- Things to do
a. According to the text on gestational age in birth certificate data, since what year have both the LMP and CE measures been available?
b. Summarize the text on gestational age in birth certificate data in two sentences.

- Extracted text
★ ★ ★ ★ ★

The percentage of records with missing LMP dates declined markedly over the study period, overall, and for each racial/Hispanic origin group studied. A marked shift in the distribution of the CE of gestational age was also observed, suggesting changes both in the true distribution of age at birth, and in the derivation of this measure. Agreement between the LMP-based and CE estimates increased over the study period, especially among preterm births. However, a high proportion of LMP dates continue to be missing or invalid and the derivation of the CE is still uncertain. In sum, although the reporting of gestational age measures in vital statistics appears to have improved between 1990 and 2002, substantial concerns with both the LMP-based and the CE persist. Efforts to identify approaches to further improve upon the quality of these data are needed.
Estimates of the gestational age of the newborn based on US Birth Certificate data are extensively used for surveillance of preterm birth, the major cause of neonatal mortality in the US, and to help advance our understanding of the aetiologies of adverse perinatal outcome.1–6 Two measures of gestational age, the ‘date of the last normal menses’ (LMP) and the ‘clinical estimate of gestation’ (CE), have been available from birth certificate data since 1989. However, reporting irregularities with the LMP-based measure are long-standing and well-documented7–10 and fundamental questions remain regarding the derivation of the CE.9 Furthermore, changes in reporting of vital statistics and in perinatal medicine in recent years may have altered gestational age data based on vital statistics.
A recent study using North Carolina vital statistics data suggested that reporting of gestational age improved during the 1990s, and that this change may have differentially affected race-specific rates of preterm birth.11 The study was restricted to North Carolina data, however, and it is unclear whether similar changes are seen in national data. Any such changes have important potential implications for the monitoring of preterm birth, a key indicator of the nation's maternal and infant health. The purpose of this study was to describe how vital statistics gestational age measures are collected and edited by the Centers for Disease Control and Prevention's (CDC) National Center for Health Statistics (NCHS) for national data release, and to examine recent changes in the reporting of national gestational age data by race and Hispanic origin.

★ ★ ★ ★ ★

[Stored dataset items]
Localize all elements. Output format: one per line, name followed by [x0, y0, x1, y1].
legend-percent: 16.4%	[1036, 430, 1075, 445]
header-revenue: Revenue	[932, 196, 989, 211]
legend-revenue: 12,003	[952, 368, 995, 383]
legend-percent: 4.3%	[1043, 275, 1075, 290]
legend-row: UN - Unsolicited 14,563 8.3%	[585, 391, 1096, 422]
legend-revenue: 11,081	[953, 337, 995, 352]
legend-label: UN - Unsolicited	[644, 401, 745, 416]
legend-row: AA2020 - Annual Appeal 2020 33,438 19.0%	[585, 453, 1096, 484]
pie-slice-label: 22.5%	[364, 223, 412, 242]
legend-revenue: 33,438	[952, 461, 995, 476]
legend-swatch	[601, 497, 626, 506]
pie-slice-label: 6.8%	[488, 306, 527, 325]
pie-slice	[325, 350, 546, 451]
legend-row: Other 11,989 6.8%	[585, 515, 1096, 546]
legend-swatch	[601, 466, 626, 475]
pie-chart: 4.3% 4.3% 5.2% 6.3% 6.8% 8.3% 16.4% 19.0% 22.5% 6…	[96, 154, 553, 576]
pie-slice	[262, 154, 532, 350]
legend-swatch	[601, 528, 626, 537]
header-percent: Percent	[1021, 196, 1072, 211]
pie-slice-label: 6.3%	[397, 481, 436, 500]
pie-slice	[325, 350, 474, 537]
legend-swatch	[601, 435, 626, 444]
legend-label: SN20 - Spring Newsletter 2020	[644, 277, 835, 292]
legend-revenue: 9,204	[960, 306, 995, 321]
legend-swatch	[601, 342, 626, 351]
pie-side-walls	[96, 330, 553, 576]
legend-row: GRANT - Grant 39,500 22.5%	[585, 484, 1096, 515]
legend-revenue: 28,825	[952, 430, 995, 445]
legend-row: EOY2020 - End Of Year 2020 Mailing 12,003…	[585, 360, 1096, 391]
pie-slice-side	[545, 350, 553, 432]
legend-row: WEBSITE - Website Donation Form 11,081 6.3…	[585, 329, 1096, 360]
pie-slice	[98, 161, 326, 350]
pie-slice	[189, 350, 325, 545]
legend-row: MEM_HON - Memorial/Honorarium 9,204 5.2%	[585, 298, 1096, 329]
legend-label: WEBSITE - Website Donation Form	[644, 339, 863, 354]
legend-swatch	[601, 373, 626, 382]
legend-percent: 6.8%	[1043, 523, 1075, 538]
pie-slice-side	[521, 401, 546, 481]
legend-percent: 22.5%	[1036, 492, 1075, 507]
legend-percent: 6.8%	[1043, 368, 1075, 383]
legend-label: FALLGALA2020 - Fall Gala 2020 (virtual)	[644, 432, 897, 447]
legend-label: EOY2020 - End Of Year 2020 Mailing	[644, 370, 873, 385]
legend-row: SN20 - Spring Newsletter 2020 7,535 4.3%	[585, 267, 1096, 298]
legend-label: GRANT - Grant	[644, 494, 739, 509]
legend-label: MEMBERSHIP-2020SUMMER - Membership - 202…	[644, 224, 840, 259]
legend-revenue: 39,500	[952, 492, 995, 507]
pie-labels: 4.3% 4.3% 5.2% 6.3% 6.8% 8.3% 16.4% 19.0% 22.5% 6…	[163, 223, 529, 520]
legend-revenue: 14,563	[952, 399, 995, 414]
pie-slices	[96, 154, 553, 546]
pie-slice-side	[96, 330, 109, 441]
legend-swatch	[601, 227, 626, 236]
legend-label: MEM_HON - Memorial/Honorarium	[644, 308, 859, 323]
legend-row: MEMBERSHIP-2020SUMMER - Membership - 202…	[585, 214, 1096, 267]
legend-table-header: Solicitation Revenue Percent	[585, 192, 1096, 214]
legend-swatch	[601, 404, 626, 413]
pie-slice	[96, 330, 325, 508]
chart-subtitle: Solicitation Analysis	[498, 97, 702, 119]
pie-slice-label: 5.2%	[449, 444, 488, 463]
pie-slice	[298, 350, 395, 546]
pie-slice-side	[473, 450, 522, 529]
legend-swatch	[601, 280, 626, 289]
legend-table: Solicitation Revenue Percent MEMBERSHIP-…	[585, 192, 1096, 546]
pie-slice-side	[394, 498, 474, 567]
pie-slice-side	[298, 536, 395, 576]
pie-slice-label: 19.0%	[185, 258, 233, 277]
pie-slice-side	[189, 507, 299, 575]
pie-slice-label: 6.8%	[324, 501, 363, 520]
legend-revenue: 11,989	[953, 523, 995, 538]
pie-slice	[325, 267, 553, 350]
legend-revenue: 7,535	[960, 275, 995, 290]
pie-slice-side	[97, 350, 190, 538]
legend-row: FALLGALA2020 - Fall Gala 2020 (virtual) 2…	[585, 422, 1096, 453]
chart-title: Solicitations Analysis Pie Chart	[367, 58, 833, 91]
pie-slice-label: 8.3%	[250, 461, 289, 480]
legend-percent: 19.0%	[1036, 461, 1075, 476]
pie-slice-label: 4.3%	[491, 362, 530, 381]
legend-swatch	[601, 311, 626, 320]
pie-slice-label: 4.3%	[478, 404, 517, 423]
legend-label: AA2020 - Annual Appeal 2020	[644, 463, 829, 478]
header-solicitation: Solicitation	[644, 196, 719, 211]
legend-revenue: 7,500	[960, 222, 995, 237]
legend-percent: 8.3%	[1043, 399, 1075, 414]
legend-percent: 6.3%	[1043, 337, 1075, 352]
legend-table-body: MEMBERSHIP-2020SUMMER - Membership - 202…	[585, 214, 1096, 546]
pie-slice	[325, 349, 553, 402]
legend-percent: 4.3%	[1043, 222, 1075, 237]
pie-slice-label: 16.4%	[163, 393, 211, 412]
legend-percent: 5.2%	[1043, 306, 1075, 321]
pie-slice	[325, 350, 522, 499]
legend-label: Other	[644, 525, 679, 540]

★ ★ ★ ★ ★

- Expected results
a. Since 1989.

b. Birth certificate estimates of gestational age, based on the date of the last normal menses (LMP) and the clinical estimate of gestation (CE), are widely used to monitor preterm birth, but the LMP measure has long-standing reporting problems and questions remain about how the CE is derived. The study describes how NCHS collects and edits these measures and finds that missing LMP dates declined and agreement between the two estimates increased from 1990 to 2002, though substantial concerns with both measures persist.